• _WHAT YOU ARE ASKED TO DO_: Look over the lines below. Report each one that includes the string "계약기간".

....................

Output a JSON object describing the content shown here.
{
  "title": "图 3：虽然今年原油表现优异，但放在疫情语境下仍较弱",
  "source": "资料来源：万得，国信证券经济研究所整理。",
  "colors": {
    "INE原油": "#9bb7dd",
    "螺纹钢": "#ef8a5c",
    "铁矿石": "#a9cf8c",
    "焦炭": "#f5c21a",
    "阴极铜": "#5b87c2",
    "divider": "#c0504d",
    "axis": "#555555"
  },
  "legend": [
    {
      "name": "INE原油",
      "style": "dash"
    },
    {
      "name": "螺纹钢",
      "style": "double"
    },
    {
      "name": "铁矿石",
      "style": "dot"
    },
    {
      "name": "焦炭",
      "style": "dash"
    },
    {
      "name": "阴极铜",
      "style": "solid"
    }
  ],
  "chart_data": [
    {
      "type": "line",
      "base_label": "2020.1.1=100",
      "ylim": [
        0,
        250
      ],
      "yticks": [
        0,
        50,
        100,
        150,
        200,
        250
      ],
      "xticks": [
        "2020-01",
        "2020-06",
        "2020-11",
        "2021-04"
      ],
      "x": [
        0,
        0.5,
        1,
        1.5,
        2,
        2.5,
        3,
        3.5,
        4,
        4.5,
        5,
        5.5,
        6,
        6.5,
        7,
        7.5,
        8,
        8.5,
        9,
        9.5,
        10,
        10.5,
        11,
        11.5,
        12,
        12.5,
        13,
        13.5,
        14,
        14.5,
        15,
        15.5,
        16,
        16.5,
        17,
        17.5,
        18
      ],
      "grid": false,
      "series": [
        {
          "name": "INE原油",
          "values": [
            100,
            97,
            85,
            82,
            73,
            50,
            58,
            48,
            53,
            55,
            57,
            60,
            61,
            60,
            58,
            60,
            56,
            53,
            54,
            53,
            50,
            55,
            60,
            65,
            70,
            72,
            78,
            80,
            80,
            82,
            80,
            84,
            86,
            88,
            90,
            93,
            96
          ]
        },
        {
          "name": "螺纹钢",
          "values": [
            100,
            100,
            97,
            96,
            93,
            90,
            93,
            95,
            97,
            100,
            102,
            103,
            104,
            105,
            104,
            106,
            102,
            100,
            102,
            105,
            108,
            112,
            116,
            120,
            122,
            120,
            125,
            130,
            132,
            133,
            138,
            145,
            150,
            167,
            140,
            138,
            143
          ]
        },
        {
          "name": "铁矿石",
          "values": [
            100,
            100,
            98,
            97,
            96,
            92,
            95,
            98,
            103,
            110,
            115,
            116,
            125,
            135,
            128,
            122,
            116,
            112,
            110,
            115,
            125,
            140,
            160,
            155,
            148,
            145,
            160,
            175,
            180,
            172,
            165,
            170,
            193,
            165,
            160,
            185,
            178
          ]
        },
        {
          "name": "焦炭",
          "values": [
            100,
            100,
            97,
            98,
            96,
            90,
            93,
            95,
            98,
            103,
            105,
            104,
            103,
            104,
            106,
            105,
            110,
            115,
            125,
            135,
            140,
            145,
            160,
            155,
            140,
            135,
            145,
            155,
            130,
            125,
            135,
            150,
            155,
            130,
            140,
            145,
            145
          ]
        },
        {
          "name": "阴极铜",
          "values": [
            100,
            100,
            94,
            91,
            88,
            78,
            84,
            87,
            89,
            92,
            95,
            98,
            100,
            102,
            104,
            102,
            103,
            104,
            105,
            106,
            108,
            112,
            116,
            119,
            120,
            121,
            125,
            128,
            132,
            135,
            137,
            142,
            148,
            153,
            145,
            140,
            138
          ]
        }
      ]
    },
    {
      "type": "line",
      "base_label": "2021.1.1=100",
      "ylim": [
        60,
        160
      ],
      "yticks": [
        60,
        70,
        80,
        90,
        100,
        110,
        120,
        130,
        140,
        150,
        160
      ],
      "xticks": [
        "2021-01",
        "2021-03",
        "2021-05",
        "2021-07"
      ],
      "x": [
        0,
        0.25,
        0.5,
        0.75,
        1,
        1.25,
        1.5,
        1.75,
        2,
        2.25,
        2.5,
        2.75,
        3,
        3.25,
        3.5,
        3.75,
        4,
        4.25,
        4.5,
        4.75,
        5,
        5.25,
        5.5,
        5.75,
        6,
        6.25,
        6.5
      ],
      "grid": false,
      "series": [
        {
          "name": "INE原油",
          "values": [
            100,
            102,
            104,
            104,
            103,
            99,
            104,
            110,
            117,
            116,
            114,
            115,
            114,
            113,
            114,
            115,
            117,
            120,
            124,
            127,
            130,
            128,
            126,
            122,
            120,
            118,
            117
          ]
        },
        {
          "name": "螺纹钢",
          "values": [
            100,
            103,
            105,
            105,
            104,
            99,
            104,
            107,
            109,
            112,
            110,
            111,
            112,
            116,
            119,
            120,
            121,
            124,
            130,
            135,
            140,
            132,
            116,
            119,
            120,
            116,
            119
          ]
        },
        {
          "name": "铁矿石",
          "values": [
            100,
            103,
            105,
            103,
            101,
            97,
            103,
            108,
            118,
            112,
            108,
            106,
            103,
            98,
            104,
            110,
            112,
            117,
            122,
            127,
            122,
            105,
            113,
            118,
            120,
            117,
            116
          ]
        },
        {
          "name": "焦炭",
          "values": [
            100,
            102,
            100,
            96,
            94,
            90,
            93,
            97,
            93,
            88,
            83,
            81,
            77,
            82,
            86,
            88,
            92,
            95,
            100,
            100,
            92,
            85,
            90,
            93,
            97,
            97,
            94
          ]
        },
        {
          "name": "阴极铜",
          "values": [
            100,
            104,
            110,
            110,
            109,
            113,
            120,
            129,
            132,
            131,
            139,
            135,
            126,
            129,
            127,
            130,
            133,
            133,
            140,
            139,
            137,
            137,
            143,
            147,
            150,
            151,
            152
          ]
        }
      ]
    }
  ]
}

....................

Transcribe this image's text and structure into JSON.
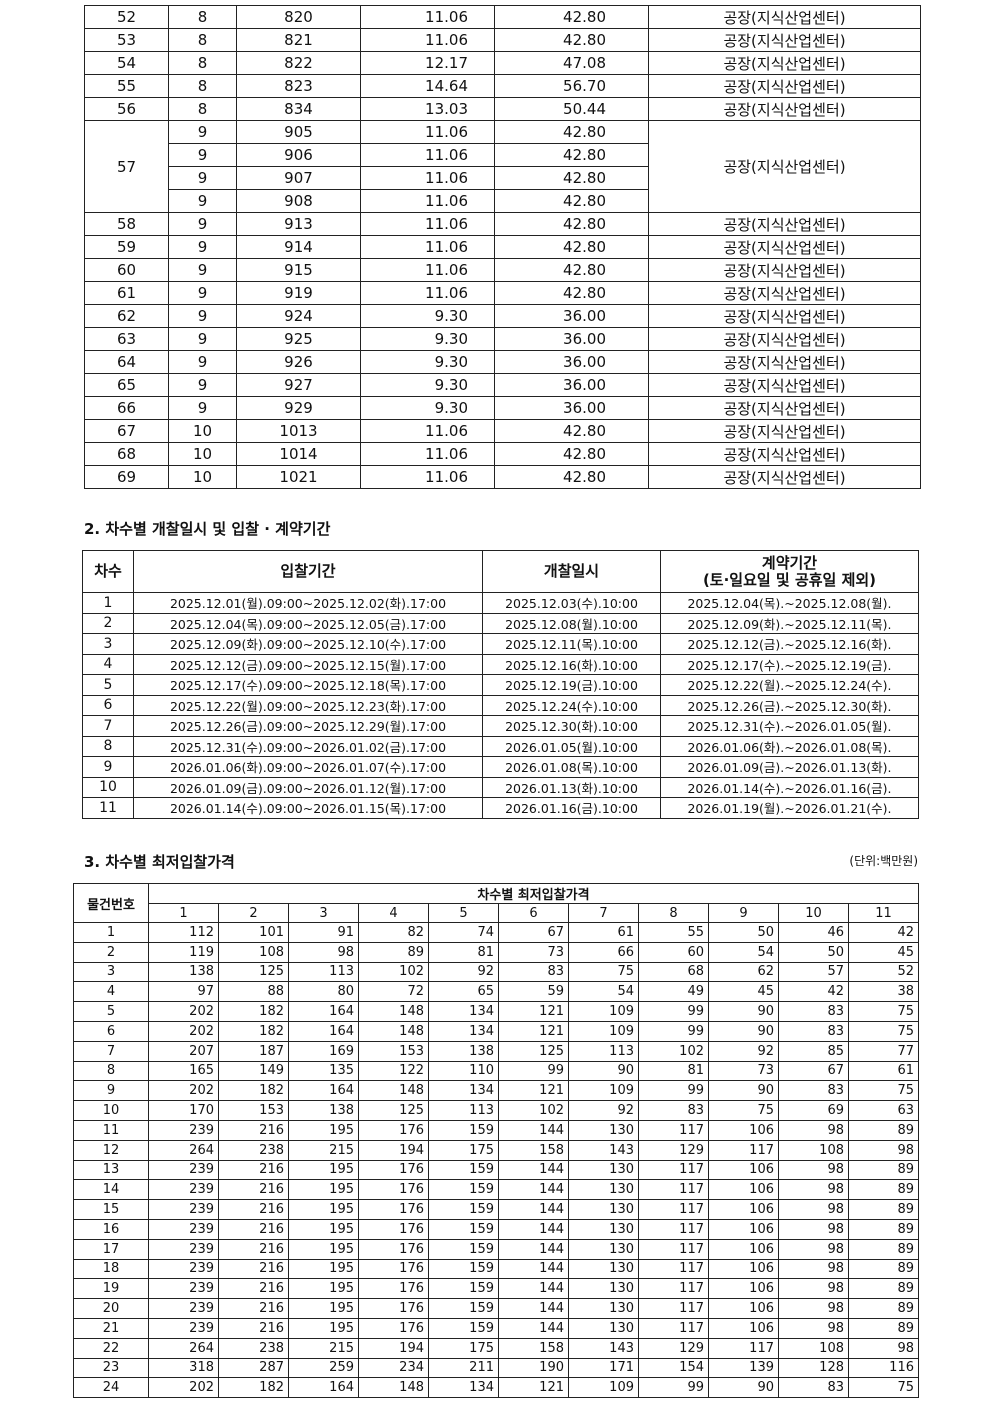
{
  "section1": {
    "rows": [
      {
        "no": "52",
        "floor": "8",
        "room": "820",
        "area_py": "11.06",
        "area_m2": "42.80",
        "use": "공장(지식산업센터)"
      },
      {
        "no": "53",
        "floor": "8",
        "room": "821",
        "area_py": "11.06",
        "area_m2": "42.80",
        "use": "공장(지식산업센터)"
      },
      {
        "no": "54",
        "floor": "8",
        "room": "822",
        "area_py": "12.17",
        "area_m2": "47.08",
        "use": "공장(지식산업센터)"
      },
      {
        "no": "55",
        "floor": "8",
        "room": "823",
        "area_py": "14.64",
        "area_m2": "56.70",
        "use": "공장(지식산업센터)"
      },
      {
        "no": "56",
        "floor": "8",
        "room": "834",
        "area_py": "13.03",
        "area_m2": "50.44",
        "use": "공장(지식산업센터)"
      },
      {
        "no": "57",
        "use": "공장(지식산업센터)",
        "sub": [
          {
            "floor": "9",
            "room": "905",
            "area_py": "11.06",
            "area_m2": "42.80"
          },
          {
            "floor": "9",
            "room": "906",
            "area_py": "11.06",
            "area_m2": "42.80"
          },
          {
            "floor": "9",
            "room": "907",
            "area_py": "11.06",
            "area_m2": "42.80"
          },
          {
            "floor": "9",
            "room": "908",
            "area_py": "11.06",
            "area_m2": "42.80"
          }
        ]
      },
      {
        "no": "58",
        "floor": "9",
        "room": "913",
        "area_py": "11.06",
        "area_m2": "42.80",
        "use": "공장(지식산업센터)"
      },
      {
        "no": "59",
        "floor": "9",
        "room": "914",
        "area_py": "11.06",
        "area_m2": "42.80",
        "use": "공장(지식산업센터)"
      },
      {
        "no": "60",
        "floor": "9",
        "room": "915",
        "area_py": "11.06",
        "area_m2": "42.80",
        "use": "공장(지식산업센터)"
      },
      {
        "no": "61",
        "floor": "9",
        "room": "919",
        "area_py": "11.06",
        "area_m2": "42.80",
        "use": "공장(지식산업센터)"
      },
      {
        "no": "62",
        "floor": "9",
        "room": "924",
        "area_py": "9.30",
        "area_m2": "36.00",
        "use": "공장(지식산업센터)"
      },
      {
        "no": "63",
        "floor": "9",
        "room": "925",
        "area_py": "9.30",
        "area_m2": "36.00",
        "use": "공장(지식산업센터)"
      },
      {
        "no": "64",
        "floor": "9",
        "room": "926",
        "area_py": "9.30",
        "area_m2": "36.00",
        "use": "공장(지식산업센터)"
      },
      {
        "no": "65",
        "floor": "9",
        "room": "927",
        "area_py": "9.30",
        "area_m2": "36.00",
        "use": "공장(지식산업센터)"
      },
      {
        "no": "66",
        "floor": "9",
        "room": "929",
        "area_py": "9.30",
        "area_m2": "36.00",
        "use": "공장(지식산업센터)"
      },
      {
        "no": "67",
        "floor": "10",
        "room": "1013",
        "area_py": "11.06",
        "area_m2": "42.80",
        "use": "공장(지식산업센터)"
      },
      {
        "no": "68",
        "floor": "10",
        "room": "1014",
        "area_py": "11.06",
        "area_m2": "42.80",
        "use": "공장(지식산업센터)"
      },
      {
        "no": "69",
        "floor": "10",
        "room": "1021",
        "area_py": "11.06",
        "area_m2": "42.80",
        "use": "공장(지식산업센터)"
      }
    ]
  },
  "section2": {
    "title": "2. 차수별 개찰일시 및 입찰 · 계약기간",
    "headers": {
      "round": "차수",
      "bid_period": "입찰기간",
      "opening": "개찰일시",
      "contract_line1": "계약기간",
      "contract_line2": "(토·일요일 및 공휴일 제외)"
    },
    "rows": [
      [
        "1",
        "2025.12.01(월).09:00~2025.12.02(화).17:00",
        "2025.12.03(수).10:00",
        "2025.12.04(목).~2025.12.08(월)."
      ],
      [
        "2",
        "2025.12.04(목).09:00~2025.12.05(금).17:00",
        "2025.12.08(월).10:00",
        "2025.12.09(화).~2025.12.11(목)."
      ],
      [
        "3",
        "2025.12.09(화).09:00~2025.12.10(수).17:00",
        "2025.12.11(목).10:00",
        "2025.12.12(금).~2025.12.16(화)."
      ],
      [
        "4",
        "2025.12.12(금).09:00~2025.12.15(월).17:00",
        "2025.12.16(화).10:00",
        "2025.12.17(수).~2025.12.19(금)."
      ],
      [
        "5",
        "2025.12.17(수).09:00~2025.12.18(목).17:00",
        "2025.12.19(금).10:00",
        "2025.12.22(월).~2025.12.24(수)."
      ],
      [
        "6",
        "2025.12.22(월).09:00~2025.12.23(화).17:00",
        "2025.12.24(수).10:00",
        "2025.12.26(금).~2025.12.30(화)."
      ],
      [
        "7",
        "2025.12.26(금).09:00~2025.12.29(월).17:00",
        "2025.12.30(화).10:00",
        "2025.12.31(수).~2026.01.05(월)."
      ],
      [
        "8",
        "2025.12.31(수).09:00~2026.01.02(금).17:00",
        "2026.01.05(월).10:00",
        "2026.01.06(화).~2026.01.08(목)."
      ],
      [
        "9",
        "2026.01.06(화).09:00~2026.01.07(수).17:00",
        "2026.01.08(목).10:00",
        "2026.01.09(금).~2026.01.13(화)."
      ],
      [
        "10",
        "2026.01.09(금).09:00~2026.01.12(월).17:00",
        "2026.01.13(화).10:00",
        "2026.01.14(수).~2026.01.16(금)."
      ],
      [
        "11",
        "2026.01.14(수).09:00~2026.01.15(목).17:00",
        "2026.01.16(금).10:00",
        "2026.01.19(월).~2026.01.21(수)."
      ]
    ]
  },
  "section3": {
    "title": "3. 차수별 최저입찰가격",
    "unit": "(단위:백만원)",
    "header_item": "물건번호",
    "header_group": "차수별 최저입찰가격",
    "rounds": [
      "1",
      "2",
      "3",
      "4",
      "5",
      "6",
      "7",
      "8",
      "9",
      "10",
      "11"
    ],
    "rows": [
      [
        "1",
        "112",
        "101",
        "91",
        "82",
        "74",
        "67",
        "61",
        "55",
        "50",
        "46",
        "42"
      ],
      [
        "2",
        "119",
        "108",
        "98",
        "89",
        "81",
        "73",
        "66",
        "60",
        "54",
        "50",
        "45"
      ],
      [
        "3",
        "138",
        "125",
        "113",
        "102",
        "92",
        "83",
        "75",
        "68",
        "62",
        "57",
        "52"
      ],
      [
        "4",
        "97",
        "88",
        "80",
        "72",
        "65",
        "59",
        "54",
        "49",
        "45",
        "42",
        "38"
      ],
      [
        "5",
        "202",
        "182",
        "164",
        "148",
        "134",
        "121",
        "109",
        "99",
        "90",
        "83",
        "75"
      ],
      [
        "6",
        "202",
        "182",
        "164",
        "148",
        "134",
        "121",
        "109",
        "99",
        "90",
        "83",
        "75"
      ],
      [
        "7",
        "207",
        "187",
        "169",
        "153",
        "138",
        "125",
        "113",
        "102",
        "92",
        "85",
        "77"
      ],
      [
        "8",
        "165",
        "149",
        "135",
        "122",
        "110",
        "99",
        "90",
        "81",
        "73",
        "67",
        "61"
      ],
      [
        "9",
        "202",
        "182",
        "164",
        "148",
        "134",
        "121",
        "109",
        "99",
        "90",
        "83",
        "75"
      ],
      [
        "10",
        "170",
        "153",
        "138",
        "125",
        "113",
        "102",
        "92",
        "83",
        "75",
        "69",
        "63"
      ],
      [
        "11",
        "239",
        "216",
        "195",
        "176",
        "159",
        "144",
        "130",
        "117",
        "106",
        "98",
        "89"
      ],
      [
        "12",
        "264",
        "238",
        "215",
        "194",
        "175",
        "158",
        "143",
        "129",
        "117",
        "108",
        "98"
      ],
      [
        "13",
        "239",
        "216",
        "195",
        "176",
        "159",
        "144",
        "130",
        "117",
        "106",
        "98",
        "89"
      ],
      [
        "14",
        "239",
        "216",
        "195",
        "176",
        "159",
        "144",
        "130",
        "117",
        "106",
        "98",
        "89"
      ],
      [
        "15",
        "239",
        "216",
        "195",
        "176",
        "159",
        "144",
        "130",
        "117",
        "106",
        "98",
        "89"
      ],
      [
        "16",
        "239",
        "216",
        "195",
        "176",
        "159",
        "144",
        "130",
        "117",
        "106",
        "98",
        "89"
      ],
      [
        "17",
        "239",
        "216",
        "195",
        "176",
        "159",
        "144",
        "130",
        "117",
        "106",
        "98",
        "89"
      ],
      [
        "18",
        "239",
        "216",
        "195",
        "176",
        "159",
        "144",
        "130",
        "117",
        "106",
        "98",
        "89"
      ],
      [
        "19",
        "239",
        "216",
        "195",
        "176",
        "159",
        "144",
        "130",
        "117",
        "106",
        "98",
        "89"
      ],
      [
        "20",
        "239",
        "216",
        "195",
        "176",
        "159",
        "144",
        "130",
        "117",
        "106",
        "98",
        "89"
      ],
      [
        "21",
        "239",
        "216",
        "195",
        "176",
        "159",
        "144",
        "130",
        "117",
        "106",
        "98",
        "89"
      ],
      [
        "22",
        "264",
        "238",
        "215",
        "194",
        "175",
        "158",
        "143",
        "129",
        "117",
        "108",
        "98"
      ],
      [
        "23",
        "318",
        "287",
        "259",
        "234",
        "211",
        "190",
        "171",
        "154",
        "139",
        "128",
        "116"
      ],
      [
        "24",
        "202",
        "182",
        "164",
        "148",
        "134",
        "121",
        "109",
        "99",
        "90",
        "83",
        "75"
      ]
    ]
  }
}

....................

• _SOLVED PROBLEM_:
    "title": "2. 차수별 개찰일시 및 입찰 · 계약기간",
      "contract_line1": "계약기간",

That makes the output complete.